**YOUR TASK**
Tally the lines in the items below that contain the word "chart", and give only the resulting number.

━━ RECORDS TO PROCESS

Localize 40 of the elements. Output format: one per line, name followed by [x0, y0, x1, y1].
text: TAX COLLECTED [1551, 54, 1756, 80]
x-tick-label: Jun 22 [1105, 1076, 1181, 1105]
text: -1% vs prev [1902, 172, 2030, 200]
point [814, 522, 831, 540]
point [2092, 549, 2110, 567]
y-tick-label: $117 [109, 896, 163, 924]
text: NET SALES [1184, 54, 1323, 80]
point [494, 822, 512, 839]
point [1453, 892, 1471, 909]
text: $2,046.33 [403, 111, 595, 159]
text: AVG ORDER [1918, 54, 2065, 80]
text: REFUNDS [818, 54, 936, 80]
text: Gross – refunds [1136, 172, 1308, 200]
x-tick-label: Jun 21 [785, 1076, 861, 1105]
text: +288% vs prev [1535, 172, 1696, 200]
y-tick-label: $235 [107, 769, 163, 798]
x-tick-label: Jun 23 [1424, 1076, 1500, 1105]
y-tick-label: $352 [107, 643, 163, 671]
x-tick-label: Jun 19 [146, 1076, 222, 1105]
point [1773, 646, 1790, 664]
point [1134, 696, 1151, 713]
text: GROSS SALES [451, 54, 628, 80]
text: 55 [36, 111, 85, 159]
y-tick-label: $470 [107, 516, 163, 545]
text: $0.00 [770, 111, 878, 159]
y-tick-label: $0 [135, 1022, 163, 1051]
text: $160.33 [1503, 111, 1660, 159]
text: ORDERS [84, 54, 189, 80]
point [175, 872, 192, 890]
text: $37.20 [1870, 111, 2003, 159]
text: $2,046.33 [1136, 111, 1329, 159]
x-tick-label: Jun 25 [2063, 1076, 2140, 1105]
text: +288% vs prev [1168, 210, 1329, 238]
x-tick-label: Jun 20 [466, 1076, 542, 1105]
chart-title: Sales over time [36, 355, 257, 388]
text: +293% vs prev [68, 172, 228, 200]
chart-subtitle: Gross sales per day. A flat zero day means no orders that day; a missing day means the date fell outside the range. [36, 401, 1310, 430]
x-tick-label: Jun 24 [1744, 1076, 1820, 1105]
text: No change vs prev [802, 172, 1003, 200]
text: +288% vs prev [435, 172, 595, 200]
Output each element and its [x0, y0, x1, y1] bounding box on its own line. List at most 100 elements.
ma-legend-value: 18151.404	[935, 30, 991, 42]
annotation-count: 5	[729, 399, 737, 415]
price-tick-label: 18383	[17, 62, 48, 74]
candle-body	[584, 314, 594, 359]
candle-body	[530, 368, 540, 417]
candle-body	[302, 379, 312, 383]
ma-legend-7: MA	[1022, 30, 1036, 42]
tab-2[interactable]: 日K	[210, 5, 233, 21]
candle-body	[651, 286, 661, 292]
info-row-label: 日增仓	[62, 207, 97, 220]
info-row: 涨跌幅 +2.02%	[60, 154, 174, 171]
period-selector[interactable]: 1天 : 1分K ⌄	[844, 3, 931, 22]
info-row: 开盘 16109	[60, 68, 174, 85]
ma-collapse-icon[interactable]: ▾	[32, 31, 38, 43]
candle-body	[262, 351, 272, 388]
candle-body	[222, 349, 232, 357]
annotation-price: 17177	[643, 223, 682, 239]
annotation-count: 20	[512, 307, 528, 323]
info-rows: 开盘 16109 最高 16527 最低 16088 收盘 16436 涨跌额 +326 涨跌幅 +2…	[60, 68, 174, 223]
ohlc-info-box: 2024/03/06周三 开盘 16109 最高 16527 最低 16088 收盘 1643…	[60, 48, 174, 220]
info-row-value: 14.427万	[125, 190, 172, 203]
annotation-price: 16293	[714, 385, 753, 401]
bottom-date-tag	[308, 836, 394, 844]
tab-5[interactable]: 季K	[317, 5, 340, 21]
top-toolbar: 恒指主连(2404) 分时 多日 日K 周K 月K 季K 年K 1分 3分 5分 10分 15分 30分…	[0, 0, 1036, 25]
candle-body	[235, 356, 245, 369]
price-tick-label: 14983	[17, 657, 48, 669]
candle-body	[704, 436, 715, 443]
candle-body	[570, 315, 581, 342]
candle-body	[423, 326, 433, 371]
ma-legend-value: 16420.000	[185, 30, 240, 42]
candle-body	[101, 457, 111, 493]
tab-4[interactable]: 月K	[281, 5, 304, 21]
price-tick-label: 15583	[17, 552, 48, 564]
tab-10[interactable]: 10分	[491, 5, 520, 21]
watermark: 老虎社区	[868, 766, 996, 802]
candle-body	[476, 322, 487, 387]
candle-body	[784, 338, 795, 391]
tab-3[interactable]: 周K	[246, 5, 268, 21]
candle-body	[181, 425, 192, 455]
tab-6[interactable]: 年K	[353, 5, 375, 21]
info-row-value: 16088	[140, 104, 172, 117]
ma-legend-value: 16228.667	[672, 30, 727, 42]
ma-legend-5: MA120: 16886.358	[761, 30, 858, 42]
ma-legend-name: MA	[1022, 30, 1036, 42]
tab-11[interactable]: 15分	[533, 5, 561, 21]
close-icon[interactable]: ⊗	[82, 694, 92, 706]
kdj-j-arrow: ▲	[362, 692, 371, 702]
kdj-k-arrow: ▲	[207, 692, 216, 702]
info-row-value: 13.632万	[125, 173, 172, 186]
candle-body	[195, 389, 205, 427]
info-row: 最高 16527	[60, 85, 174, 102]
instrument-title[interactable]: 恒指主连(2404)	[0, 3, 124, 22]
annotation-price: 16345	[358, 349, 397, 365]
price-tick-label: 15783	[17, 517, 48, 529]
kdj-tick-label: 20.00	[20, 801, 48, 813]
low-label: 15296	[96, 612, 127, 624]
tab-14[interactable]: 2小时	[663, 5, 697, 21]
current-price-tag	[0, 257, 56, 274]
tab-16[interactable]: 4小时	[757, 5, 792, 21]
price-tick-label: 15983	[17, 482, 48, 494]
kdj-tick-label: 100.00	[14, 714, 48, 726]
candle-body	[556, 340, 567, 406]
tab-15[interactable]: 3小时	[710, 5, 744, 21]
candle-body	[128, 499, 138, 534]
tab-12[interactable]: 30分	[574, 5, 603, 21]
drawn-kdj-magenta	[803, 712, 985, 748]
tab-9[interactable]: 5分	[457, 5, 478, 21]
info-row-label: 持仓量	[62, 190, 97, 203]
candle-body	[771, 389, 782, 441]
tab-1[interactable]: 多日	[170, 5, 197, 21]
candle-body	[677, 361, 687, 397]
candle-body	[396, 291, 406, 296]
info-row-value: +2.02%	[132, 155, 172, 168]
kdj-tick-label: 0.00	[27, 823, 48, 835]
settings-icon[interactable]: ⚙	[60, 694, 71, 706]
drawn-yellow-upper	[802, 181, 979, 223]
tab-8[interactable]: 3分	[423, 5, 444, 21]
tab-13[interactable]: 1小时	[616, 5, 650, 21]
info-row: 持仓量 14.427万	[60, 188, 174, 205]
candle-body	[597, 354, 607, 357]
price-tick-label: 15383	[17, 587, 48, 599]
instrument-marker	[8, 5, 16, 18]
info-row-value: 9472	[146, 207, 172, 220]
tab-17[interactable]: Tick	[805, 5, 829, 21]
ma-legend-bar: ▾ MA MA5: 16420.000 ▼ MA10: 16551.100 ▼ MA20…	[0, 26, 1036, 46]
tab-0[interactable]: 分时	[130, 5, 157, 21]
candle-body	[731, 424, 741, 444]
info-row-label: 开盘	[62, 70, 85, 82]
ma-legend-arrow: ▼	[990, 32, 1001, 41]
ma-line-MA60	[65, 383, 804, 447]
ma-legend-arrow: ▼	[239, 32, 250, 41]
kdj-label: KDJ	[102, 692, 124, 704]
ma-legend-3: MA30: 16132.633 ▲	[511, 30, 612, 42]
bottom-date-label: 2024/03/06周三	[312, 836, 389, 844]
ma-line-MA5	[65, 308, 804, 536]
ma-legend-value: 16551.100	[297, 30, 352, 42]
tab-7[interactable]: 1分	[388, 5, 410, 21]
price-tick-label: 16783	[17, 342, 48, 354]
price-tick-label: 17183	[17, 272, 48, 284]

━━━━

**COMPLETED TASK**
2